- **What is asked**
Extract each line of the material that follows exactly and omit its pictures.

══════

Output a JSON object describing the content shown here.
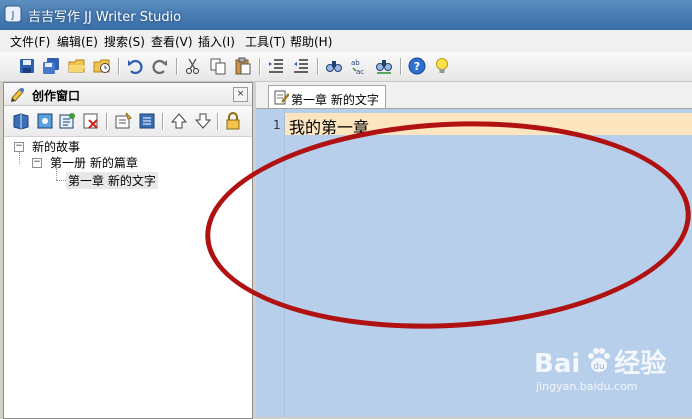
{
  "window": {
    "title": "吉吉写作 JJ Writer Studio",
    "app_icon": "jj-app-icon"
  },
  "menu": {
    "items": [
      {
        "label": "文件(F)"
      },
      {
        "label": "编辑(E)"
      },
      {
        "label": "搜索(S)"
      },
      {
        "label": "查看(V)"
      },
      {
        "label": "插入(I)"
      },
      {
        "label": "工具(T)"
      },
      {
        "label": "帮助(H)"
      }
    ]
  },
  "toolbar": {
    "icons": [
      "save-icon",
      "save-all-icon",
      "open-folder-icon",
      "open-recent-icon",
      "undo-icon",
      "redo-icon",
      "cut-icon",
      "copy-icon",
      "paste-icon",
      "indent-icon",
      "outdent-icon",
      "find-icon",
      "replace-icon",
      "find-next-icon",
      "help-icon",
      "tip-icon"
    ]
  },
  "left_panel": {
    "title": "创作窗口",
    "close_label": "×",
    "toolbar_icons": [
      "new-book-icon",
      "new-volume-icon",
      "new-chapter-icon",
      "delete-icon",
      "rename-icon",
      "properties-icon",
      "move-up-icon",
      "move-down-icon",
      "lock-icon"
    ],
    "tree": {
      "root": "新的故事",
      "volume": "第一册 新的篇章",
      "chapter": "第一章 新的文字"
    }
  },
  "editor": {
    "tab_label": "第一章 新的文字",
    "line_number": "1",
    "line_text": "我的第一章"
  },
  "watermark": {
    "logo_text": "Bai",
    "logo_suffix": "经验",
    "site": "jingyan.baidu.com"
  },
  "colors": {
    "editor_bg": "#b7cfea",
    "current_line": "#fde5c0",
    "annotation": "#b01212",
    "titlebar": "#4a7eb5"
  }
}
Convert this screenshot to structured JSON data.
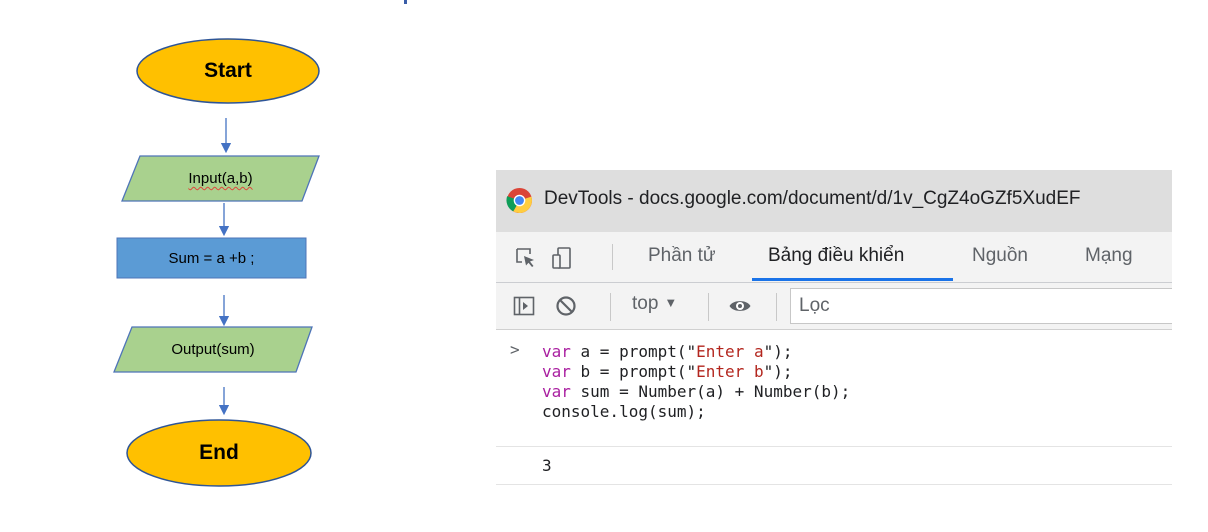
{
  "flowchart": {
    "start_label": "Start",
    "input_label": "Input(a,b)",
    "process_label": "Sum = a +b ;",
    "output_label": "Output(sum)",
    "end_label": "End",
    "colors": {
      "terminal_fill": "#ffc000",
      "terminal_stroke": "#2e5597",
      "io_fill": "#a9d18e",
      "io_stroke": "#4e74b8",
      "process_fill": "#5b9bd5",
      "arrow": "#4472c4"
    }
  },
  "devtools": {
    "window_title": "DevTools - docs.google.com/document/d/1v_CgZ4oGZf5XudEF",
    "tabs": [
      {
        "label": "Phần tử"
      },
      {
        "label": "Bảng điều khiển"
      },
      {
        "label": "Nguồn"
      },
      {
        "label": "Mạng"
      }
    ],
    "active_tab": "Bảng điều khiển",
    "toolbar": {
      "context": "top",
      "filter_placeholder": "Lọc"
    },
    "console": {
      "code_lines": [
        "var a = prompt(\"Enter a\");",
        "var b = prompt(\"Enter b\");",
        "var sum = Number(a) + Number(b);",
        "console.log(sum);"
      ],
      "output": "3"
    },
    "colors": {
      "accent": "#1a73e8",
      "keyword": "#a91fa0",
      "string": "#b3261e"
    }
  }
}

══════

- **Output of the task**
Output a JSON object describing the content shown here.
{
  "window": {
    "title": "吉吉写作 JJ Writer Studio",
    "app_icon": "jj-app-icon"
  },
  "menu": {
    "items": [
      {
        "label": "文件(F)"
      },
      {
        "label": "编辑(E)"
      },
      {
        "label": "搜索(S)"
      },
      {
        "label": "查看(V)"
      },
      {
        "label": "插入(I)"
      },
      {
        "label": "工具(T)"
      },
      {
        "label": "帮助(H)"
      }
    ]
  },
  "toolbar": {
    "icons": [
      "save-icon",
      "save-all-icon",
      "open-folder-icon",
      "open-recent-icon",
      "undo-icon",
      "redo-icon",
      "cut-icon",
      "copy-icon",
      "paste-icon",
      "indent-icon",
      "outdent-icon",
      "find-icon",
      "replace-icon",
      "find-next-icon",
      "help-icon",
      "tip-icon"
    ]
  },
  "left_panel": {
    "title": "创作窗口",
    "close_label": "×",
    "toolbar_icons": [
      "new-book-icon",
      "new-volume-icon",
      "new-chapter-icon",
      "delete-icon",
      "rename-icon",
      "properties-icon",
      "move-up-icon",
      "move-down-icon",
      "lock-icon"
    ],
    "tree": {
      "root": "新的故事",
      "volume": "第一册 新的篇章",
      "chapter": "第一章 新的文字"
    }
  },
  "editor": {
    "tab_label": "第一章 新的文字",
    "line_number": "1",
    "line_text": "我的第一章"
  },
  "watermark": {
    "logo_text": "Bai",
    "logo_suffix": "经验",
    "site": "jingyan.baidu.com"
  },
  "colors": {
    "editor_bg": "#b7cfea",
    "current_line": "#fde5c0",
    "annotation": "#b01212",
    "titlebar": "#4a7eb5"
  }
}
Convert this screenshot to structured JSON data.
{
  "flowchart": {
    "start_label": "Start",
    "input_label": "Input(a,b)",
    "process_label": "Sum = a +b ;",
    "output_label": "Output(sum)",
    "end_label": "End",
    "colors": {
      "terminal_fill": "#ffc000",
      "terminal_stroke": "#2e5597",
      "io_fill": "#a9d18e",
      "io_stroke": "#4e74b8",
      "process_fill": "#5b9bd5",
      "arrow": "#4472c4"
    }
  },
  "devtools": {
    "window_title": "DevTools - docs.google.com/document/d/1v_CgZ4oGZf5XudEF",
    "tabs": [
      {
        "label": "Phần tử"
      },
      {
        "label": "Bảng điều khiển"
      },
      {
        "label": "Nguồn"
      },
      {
        "label": "Mạng"
      }
    ],
    "active_tab": "Bảng điều khiển",
    "toolbar": {
      "context": "top",
      "filter_placeholder": "Lọc"
    },
    "console": {
      "code_lines": [
        "var a = prompt(\"Enter a\");",
        "var b = prompt(\"Enter b\");",
        "var sum = Number(a) + Number(b);",
        "console.log(sum);"
      ],
      "output": "3"
    },
    "colors": {
      "accent": "#1a73e8",
      "keyword": "#a91fa0",
      "string": "#b3261e"
    }
  }
}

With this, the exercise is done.